__Set task__
Go through the entries below and copy each line containing the word "caption".

__Record list__
◇ ◇ ◇ ◇ ◇
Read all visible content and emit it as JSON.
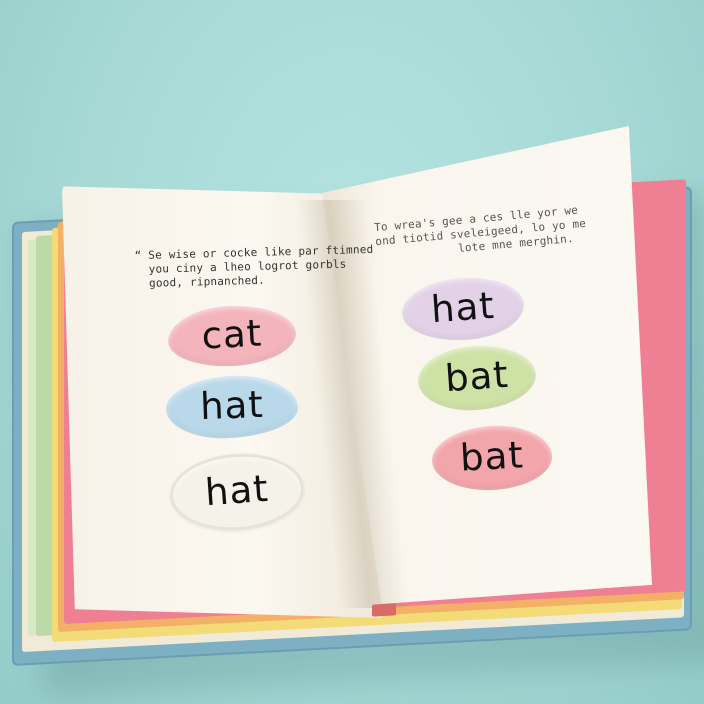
{
  "book": {
    "left_page": {
      "caption": "“ Se wise or cocke like par ftimned\n  you ciny a lheo logrot gorbls\n  good, ripnanched.",
      "words": [
        "cat",
        "hat",
        "hat"
      ]
    },
    "right_page": {
      "caption": "To wrea's gee a ces lle yor we\nond tiotid sveleigeed, lo yo me\n            lote mne merghin.",
      "words": [
        "hat",
        "bat",
        "bat"
      ]
    }
  },
  "colors": {
    "background": "#a6d9d6",
    "cover": "#7cb0c2",
    "blob_pink": "#f3b4bc",
    "blob_blue": "#b9d9ea",
    "blob_white": "#f5f2ea",
    "blob_lilac": "#e3d2e7",
    "blob_green": "#cfe2a6",
    "blob_red": "#f2a5aa"
  }
}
◇ ◇ ◇ ◇ ◇
__Correct result__
      "caption": "“ Se wise or cocke like par ftimned\n  you ciny a lheo logrot gorbls\n  good, ripnanched.",
      "caption": "To wrea's gee a ces lle yor we\nond tiotid sveleigeed, lo yo me\n            lote mne merghin.",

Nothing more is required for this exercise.